(Reading text):

━━━━━━━━━━━━━━━━

- Born: Thiruvananthapuram, Kerala, India
- Occupation: Actress
- Years active: 1998 – 2001 2007 – present
- Spouse: Sajin TP ​(m. 2013)​
- Parent(s): Nizam Shahida

= Shafna Nizam =

Indian actress

Shafna Nizam is an Indian actress who is active in Malayalam films and television serials. She made her acting debut as a child artist in Malayalam with Chinthavishtayaya Shyamala (1998). She played the lead role in television series “Sundari”, marking her TV debut. She received a Kerala State Television Award for Best Actress in 2016 for Sahayathrika establishing herself as a lead actress in Malayalam television industry.

== Acting career ==

Shafna was well recognized by the Malayalam audience from the films Katha Parayumbol and Oru Indian Pranayakatha. She was also well appreciated for her role in the film Athmakadha, where she acted as a school-going youth who turns blind like her father. Her dialogue "Ayyo acha pokalle" in the film Chinthavishtayaya Shyamala is extremely popular among Malayali audience. Post-marriage she made her debut into Malayalam television with the serial Sundari which rose her into fame and is currently active on Malayalam serial industry.

━━━━━━━━━━━━━━━━

(Provided data):
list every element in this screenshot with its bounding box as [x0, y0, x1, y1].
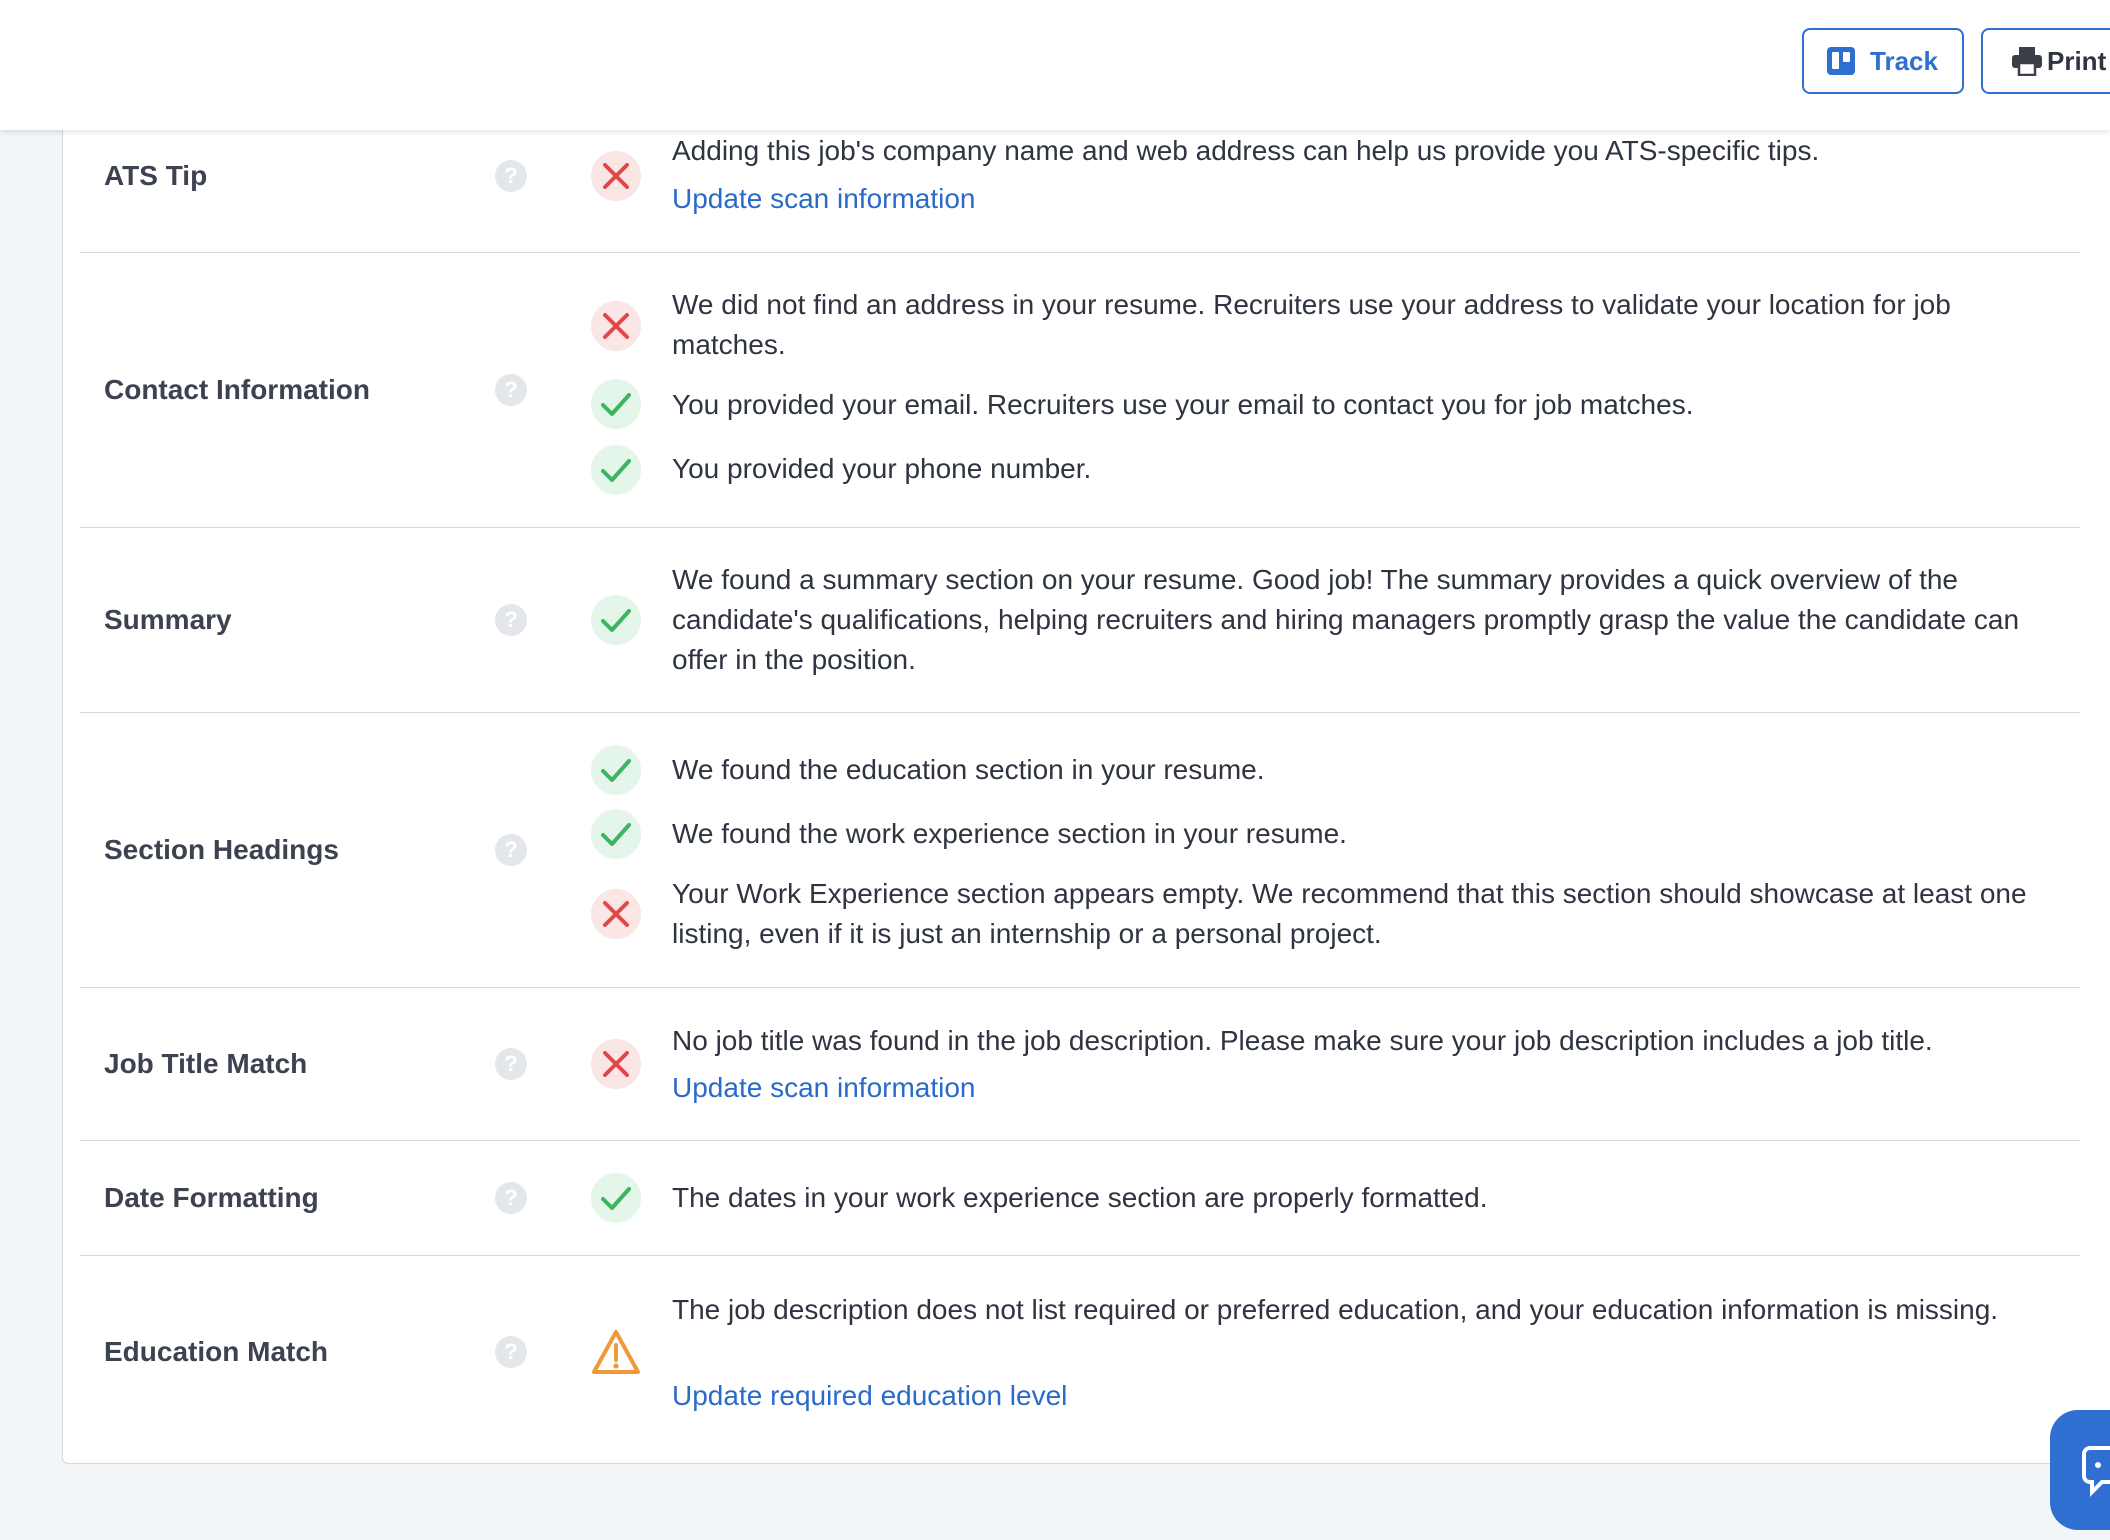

━━━━━━━━━━━━━━━━

(Exercise set):
• a. In the profile of Shafna Nizam above, what award did she receive in 2016, and for which work?
• b. Carry on the profile of Shafna Nizam from its last sentence.

(Results in order):
• a. She received the Kerala State Television Award for Best Actress for Sahayathrika.

• b.
==Personal life==

Shafna was born as the second daughter of Nizam and Shahida. She has an elder sister Shabna and younger sister Shaina. Shafna married her longtime boyfriend Sajin TP; her co-actor in the Malayalam film Plus two, on 11 December 2013. Sajin later rose to fame essaying the role of Shivaramakrishnan in the TV series Santhwanam.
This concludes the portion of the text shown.